[Start DATA SECTION]

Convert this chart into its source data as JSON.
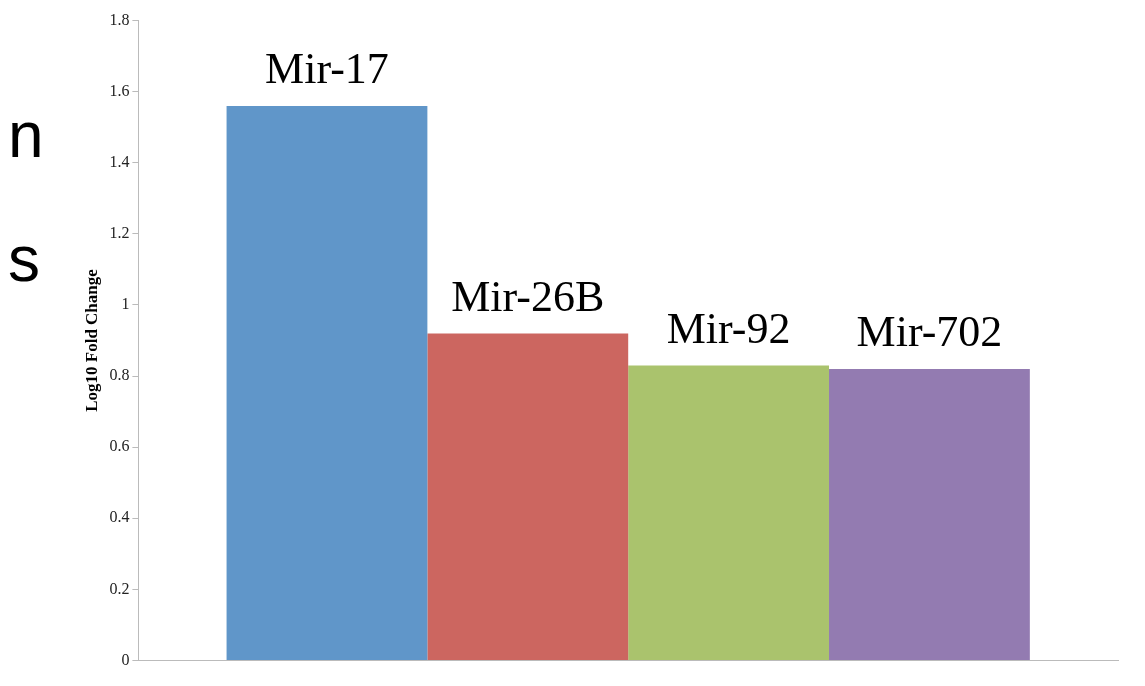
{
  "chart_data": {
    "type": "bar",
    "ylabel": "Log10 Fold Change",
    "categories": [
      null
    ],
    "series": [
      {
        "name": "Mir-17",
        "color": "#6096c9",
        "values": [
          1.56
        ]
      },
      {
        "name": "Mir-26B",
        "color": "#cc6660",
        "values": [
          0.92
        ]
      },
      {
        "name": "Mir-92",
        "color": "#aac36d",
        "values": [
          0.83
        ]
      },
      {
        "name": "Mir-702",
        "color": "#937bb1",
        "values": [
          0.82
        ]
      }
    ],
    "ylim": [
      0,
      1.8
    ],
    "yticks": [
      0,
      0.2,
      0.4,
      0.6,
      0.8,
      1,
      1.2,
      1.4,
      1.6,
      1.8
    ],
    "grid": false,
    "legend": false,
    "tick_labels": "y",
    "annotations": [
      "n",
      "s"
    ]
  }
}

[End DATA SECTION]

> **THE PROBLEM**
Check each line of the entries above, and show every one holding the word "color".

> **ANSWER TO THIS TASK**
        "color": "#6096c9",
        "color": "#cc6660",
        "color": "#aac36d",
        "color": "#937bb1",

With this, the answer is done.